DATA SHOWN:
■ ■ ■

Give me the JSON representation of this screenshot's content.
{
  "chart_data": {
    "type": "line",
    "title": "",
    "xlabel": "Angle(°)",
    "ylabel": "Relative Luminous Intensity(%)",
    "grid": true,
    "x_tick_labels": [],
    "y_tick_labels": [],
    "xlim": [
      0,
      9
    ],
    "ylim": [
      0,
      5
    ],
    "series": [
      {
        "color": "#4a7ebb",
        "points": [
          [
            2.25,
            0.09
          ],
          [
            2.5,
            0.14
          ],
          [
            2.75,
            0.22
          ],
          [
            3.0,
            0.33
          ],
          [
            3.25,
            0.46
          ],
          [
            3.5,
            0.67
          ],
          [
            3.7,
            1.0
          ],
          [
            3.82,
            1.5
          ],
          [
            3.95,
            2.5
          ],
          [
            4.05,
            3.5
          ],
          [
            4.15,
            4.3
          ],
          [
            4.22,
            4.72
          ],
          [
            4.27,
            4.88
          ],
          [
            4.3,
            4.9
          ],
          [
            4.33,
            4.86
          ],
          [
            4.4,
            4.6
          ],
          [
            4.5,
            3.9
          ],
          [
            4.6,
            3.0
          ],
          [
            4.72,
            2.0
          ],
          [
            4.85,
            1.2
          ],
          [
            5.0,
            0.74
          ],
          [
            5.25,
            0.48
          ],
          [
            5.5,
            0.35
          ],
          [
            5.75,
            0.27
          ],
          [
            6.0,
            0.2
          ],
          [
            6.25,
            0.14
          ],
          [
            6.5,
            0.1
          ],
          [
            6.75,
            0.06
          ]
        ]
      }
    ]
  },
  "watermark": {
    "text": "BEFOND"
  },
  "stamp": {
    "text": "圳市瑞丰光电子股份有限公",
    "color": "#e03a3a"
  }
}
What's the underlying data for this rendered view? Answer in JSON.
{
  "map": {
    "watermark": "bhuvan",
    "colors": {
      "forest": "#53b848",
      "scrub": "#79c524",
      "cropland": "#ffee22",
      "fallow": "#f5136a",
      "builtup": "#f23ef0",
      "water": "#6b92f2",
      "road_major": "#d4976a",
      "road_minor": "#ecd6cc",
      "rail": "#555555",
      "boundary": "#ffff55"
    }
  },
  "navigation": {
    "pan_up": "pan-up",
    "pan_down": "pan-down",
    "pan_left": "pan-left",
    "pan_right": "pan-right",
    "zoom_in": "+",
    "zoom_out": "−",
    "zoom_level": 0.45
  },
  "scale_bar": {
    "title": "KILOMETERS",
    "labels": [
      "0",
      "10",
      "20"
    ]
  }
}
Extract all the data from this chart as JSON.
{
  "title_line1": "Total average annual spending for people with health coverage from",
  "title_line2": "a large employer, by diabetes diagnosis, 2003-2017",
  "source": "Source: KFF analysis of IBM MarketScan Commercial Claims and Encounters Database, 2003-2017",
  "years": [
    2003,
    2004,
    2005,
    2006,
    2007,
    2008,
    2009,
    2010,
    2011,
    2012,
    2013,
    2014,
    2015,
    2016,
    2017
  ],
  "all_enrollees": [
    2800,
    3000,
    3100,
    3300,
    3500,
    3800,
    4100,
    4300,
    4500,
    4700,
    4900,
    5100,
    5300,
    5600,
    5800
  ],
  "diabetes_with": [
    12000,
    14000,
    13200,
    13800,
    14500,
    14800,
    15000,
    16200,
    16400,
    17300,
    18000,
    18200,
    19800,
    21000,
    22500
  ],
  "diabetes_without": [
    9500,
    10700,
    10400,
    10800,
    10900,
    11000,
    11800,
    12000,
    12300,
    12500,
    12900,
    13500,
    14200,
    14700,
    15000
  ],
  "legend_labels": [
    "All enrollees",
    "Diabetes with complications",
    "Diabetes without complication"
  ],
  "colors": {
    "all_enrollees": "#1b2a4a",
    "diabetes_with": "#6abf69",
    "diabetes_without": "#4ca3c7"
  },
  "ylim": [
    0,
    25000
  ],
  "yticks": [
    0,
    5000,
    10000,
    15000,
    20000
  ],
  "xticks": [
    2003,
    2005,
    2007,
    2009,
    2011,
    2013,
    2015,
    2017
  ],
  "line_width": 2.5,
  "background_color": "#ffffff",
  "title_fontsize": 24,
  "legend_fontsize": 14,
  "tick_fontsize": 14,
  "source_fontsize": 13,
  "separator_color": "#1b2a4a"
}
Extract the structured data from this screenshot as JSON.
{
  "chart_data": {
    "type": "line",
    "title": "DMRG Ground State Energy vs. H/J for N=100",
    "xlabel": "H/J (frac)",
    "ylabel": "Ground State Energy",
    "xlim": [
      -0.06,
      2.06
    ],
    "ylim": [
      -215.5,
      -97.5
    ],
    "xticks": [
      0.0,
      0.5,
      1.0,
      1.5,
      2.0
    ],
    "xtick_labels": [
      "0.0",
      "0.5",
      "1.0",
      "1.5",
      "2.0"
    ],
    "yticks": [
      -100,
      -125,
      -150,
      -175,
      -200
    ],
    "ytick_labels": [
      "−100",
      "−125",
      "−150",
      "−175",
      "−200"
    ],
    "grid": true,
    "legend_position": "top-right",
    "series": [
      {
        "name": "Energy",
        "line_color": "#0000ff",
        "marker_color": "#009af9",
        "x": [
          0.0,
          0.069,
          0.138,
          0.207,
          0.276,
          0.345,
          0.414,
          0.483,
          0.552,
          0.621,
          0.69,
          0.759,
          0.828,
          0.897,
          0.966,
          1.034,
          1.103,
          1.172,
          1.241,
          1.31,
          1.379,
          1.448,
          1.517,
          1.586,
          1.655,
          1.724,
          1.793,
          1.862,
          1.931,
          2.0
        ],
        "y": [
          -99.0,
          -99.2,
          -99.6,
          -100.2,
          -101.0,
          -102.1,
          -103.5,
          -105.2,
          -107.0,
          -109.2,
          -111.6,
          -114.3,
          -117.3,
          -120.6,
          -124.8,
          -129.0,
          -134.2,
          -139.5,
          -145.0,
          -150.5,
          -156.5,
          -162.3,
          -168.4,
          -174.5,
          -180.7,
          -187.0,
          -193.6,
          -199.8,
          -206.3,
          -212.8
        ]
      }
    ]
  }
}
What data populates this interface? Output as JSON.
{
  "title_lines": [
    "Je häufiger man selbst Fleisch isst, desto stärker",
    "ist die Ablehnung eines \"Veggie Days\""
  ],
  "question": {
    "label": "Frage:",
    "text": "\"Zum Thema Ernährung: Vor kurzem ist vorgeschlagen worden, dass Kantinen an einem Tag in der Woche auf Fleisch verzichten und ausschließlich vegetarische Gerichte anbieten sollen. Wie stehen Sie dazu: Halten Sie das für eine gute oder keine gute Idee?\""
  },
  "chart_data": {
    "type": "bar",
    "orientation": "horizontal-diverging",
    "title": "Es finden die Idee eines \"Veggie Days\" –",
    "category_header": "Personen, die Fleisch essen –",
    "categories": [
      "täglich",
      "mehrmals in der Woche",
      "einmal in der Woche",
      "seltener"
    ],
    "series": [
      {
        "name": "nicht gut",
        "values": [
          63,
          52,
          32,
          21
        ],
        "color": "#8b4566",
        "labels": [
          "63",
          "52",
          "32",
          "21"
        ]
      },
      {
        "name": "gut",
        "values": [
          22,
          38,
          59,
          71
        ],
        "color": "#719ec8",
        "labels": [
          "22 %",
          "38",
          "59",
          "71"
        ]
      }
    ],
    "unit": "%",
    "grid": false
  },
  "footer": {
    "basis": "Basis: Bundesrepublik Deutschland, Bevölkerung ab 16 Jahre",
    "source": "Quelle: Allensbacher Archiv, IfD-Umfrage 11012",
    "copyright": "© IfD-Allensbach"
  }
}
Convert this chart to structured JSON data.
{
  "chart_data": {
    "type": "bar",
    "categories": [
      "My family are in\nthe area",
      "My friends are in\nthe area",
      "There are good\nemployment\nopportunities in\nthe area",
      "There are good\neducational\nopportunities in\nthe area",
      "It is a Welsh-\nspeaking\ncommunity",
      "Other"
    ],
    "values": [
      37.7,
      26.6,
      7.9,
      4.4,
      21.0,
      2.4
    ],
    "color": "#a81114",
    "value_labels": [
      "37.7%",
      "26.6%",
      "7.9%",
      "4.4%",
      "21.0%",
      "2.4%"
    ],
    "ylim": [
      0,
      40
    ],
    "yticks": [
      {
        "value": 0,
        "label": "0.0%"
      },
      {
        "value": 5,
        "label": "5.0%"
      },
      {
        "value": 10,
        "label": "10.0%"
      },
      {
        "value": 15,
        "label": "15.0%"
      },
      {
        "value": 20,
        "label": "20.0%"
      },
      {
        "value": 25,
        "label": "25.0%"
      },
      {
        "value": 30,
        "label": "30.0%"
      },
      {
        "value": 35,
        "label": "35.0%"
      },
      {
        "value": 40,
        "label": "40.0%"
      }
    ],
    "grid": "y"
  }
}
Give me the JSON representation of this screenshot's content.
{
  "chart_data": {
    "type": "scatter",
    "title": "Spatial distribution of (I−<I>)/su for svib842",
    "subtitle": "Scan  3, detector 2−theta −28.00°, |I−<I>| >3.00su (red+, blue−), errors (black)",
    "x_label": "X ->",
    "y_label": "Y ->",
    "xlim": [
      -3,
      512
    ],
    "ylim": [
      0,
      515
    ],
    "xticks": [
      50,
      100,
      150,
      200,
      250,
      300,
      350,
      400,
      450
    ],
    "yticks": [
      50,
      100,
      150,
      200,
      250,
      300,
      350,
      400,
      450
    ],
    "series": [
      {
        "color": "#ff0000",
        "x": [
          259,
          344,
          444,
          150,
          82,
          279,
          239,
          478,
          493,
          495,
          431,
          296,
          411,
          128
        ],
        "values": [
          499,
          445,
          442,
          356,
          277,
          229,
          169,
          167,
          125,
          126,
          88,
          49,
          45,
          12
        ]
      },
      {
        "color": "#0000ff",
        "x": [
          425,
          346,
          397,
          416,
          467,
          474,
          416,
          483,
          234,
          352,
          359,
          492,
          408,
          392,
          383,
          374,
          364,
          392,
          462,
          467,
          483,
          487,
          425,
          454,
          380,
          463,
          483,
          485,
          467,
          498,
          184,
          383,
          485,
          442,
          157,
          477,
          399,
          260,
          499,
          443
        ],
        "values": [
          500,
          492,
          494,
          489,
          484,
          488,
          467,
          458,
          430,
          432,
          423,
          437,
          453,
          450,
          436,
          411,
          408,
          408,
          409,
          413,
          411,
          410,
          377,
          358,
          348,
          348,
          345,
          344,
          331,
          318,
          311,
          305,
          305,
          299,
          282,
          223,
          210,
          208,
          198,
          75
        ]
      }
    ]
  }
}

■ ■ ■

Search the data above for the word "Woche", then gather each line in which it appears.

FINISHED EXERCISE:
    "text": "\"Zum Thema Ernährung: Vor kurzem ist vorgeschlagen worden, dass Kantinen an einem Tag in der Woche auf Fleisch verzichten und ausschließlich vegetarische Gerichte anbieten sollen. Wie stehen Sie dazu: Halten Sie das für eine gute oder keine gute Idee?\""
      "mehrmals in der Woche",
      "einmal in der Woche",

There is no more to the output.